TASK REQUIREMENTS: Return the full listing exactly as it is written.
**********
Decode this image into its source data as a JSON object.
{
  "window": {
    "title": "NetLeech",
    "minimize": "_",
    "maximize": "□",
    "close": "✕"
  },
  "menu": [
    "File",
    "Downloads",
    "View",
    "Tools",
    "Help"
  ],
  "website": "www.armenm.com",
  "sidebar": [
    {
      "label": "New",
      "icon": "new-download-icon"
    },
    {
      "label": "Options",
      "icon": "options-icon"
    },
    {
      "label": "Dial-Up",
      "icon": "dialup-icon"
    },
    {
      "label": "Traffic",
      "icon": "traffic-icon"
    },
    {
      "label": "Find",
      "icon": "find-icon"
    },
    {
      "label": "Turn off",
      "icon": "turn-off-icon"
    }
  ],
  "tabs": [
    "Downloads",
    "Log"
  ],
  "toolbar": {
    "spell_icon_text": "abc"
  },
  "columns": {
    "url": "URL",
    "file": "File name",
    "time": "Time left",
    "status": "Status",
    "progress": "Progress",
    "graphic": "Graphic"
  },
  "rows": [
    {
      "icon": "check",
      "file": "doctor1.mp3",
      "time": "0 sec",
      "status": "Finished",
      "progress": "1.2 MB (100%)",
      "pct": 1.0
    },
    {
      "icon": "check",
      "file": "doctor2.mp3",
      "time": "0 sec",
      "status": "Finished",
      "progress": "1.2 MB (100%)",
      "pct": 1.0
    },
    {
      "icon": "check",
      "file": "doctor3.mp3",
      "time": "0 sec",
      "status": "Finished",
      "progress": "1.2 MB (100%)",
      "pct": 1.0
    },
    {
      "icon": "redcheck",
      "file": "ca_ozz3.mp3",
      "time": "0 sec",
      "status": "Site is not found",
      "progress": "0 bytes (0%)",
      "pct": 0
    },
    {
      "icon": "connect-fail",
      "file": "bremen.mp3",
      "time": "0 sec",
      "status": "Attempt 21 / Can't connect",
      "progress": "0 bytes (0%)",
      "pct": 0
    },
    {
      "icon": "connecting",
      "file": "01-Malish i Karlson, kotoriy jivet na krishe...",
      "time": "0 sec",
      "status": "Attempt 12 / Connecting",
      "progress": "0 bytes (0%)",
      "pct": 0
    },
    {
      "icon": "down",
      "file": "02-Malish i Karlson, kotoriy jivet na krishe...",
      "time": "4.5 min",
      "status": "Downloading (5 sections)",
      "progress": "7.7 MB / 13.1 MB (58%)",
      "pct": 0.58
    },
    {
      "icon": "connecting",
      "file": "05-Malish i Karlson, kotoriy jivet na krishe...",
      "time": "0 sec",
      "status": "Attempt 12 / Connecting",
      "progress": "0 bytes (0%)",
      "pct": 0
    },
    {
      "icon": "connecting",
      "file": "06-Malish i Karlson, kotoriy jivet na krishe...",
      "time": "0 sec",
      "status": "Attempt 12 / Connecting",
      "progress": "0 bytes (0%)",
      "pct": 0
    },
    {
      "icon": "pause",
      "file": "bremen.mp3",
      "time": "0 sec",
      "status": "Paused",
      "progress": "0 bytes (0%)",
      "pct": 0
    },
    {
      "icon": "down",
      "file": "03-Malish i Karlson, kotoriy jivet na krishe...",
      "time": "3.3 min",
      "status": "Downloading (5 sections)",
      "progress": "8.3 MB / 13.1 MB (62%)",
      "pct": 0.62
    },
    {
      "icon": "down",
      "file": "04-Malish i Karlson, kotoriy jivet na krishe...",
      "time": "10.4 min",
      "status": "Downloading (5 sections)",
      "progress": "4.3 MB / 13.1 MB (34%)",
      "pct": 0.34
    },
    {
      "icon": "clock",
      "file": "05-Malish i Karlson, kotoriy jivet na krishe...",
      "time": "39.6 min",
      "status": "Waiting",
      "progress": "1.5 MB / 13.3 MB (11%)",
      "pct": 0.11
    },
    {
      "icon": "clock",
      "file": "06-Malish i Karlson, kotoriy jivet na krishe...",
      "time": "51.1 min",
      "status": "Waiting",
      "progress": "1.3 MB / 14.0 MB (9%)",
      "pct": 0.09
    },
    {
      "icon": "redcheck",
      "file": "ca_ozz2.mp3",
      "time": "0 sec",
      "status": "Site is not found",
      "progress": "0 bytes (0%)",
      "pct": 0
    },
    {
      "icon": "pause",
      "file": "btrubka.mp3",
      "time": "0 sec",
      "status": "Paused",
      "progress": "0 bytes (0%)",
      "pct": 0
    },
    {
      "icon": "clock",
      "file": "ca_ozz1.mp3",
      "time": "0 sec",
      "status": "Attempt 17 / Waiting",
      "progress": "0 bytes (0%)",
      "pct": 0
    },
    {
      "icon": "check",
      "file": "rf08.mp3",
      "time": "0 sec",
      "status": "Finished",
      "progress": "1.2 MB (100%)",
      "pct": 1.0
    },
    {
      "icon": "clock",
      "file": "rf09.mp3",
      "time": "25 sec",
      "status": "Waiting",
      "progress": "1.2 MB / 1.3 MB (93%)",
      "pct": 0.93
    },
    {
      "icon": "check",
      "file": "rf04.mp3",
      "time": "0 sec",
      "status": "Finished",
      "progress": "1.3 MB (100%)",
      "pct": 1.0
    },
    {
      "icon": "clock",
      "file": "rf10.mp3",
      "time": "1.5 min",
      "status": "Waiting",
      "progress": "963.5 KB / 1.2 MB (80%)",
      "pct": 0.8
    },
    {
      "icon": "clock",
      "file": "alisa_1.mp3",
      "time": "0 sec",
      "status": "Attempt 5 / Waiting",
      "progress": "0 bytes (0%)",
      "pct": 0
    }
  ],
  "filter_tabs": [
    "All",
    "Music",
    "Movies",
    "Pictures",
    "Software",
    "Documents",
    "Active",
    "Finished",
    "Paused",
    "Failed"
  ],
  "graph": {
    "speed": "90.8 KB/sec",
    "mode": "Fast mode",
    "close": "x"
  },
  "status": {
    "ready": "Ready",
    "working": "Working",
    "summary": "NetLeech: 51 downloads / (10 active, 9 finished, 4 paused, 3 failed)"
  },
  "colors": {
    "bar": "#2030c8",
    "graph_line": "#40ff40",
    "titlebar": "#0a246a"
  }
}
**********
RESPONSE BELOW:
Decode this image into its source data as a JSON object.
{
  "window": {
    "title": "NetLeech",
    "minimize": "_",
    "maximize": "□",
    "close": "✕"
  },
  "menu": [
    "File",
    "Downloads",
    "View",
    "Tools",
    "Help"
  ],
  "website": "www.armenm.com",
  "sidebar": [
    {
      "label": "New",
      "icon": "new-download-icon"
    },
    {
      "label": "Options",
      "icon": "options-icon"
    },
    {
      "label": "Dial-Up",
      "icon": "dialup-icon"
    },
    {
      "label": "Traffic",
      "icon": "traffic-icon"
    },
    {
      "label": "Find",
      "icon": "find-icon"
    },
    {
      "label": "Turn off",
      "icon": "turn-off-icon"
    }
  ],
  "tabs": [
    "Downloads",
    "Log"
  ],
  "toolbar": {
    "spell_icon_text": "abc"
  },
  "columns": {
    "url": "URL",
    "file": "File name",
    "time": "Time left",
    "status": "Status",
    "progress": "Progress",
    "graphic": "Graphic"
  },
  "rows": [
    {
      "icon": "check",
      "file": "doctor1.mp3",
      "time": "0 sec",
      "status": "Finished",
      "progress": "1.2 MB (100%)",
      "pct": 1.0
    },
    {
      "icon": "check",
      "file": "doctor2.mp3",
      "time": "0 sec",
      "status": "Finished",
      "progress": "1.2 MB (100%)",
      "pct": 1.0
    },
    {
      "icon": "check",
      "file": "doctor3.mp3",
      "time": "0 sec",
      "status": "Finished",
      "progress": "1.2 MB (100%)",
      "pct": 1.0
    },
    {
      "icon": "redcheck",
      "file": "ca_ozz3.mp3",
      "time": "0 sec",
      "status": "Site is not found",
      "progress": "0 bytes (0%)",
      "pct": 0
    },
    {
      "icon": "connect-fail",
      "file": "bremen.mp3",
      "time": "0 sec",
      "status": "Attempt 21 / Can't connect",
      "progress": "0 bytes (0%)",
      "pct": 0
    },
    {
      "icon": "connecting",
      "file": "01-Malish i Karlson, kotoriy jivet na krishe...",
      "time": "0 sec",
      "status": "Attempt 12 / Connecting",
      "progress": "0 bytes (0%)",
      "pct": 0
    },
    {
      "icon": "down",
      "file": "02-Malish i Karlson, kotoriy jivet na krishe...",
      "time": "4.5 min",
      "status": "Downloading (5 sections)",
      "progress": "7.7 MB / 13.1 MB (58%)",
      "pct": 0.58
    },
    {
      "icon": "connecting",
      "file": "05-Malish i Karlson, kotoriy jivet na krishe...",
      "time": "0 sec",
      "status": "Attempt 12 / Connecting",
      "progress": "0 bytes (0%)",
      "pct": 0
    },
    {
      "icon": "connecting",
      "file": "06-Malish i Karlson, kotoriy jivet na krishe...",
      "time": "0 sec",
      "status": "Attempt 12 / Connecting",
      "progress": "0 bytes (0%)",
      "pct": 0
    },
    {
      "icon": "pause",
      "file": "bremen.mp3",
      "time": "0 sec",
      "status": "Paused",
      "progress": "0 bytes (0%)",
      "pct": 0
    },
    {
      "icon": "down",
      "file": "03-Malish i Karlson, kotoriy jivet na krishe...",
      "time": "3.3 min",
      "status": "Downloading (5 sections)",
      "progress": "8.3 MB / 13.1 MB (62%)",
      "pct": 0.62
    },
    {
      "icon": "down",
      "file": "04-Malish i Karlson, kotoriy jivet na krishe...",
      "time": "10.4 min",
      "status": "Downloading (5 sections)",
      "progress": "4.3 MB / 13.1 MB (34%)",
      "pct": 0.34
    },
    {
      "icon": "clock",
      "file": "05-Malish i Karlson, kotoriy jivet na krishe...",
      "time": "39.6 min",
      "status": "Waiting",
      "progress": "1.5 MB / 13.3 MB (11%)",
      "pct": 0.11
    },
    {
      "icon": "clock",
      "file": "06-Malish i Karlson, kotoriy jivet na krishe...",
      "time": "51.1 min",
      "status": "Waiting",
      "progress": "1.3 MB / 14.0 MB (9%)",
      "pct": 0.09
    },
    {
      "icon": "redcheck",
      "file": "ca_ozz2.mp3",
      "time": "0 sec",
      "status": "Site is not found",
      "progress": "0 bytes (0%)",
      "pct": 0
    },
    {
      "icon": "pause",
      "file": "btrubka.mp3",
      "time": "0 sec",
      "status": "Paused",
      "progress": "0 bytes (0%)",
      "pct": 0
    },
    {
      "icon": "clock",
      "file": "ca_ozz1.mp3",
      "time": "0 sec",
      "status": "Attempt 17 / Waiting",
      "progress": "0 bytes (0%)",
      "pct": 0
    },
    {
      "icon": "check",
      "file": "rf08.mp3",
      "time": "0 sec",
      "status": "Finished",
      "progress": "1.2 MB (100%)",
      "pct": 1.0
    },
    {
      "icon": "clock",
      "file": "rf09.mp3",
      "time": "25 sec",
      "status": "Waiting",
      "progress": "1.2 MB / 1.3 MB (93%)",
      "pct": 0.93
    },
    {
      "icon": "check",
      "file": "rf04.mp3",
      "time": "0 sec",
      "status": "Finished",
      "progress": "1.3 MB (100%)",
      "pct": 1.0
    },
    {
      "icon": "clock",
      "file": "rf10.mp3",
      "time": "1.5 min",
      "status": "Waiting",
      "progress": "963.5 KB / 1.2 MB (80%)",
      "pct": 0.8
    },
    {
      "icon": "clock",
      "file": "alisa_1.mp3",
      "time": "0 sec",
      "status": "Attempt 5 / Waiting",
      "progress": "0 bytes (0%)",
      "pct": 0
    }
  ],
  "filter_tabs": [
    "All",
    "Music",
    "Movies",
    "Pictures",
    "Software",
    "Documents",
    "Active",
    "Finished",
    "Paused",
    "Failed"
  ],
  "graph": {
    "speed": "90.8 KB/sec",
    "mode": "Fast mode",
    "close": "x"
  },
  "status": {
    "ready": "Ready",
    "working": "Working",
    "summary": "NetLeech: 51 downloads / (10 active, 9 finished, 4 paused, 3 failed)"
  },
  "colors": {
    "bar": "#2030c8",
    "graph_line": "#40ff40",
    "titlebar": "#0a246a"
  }
}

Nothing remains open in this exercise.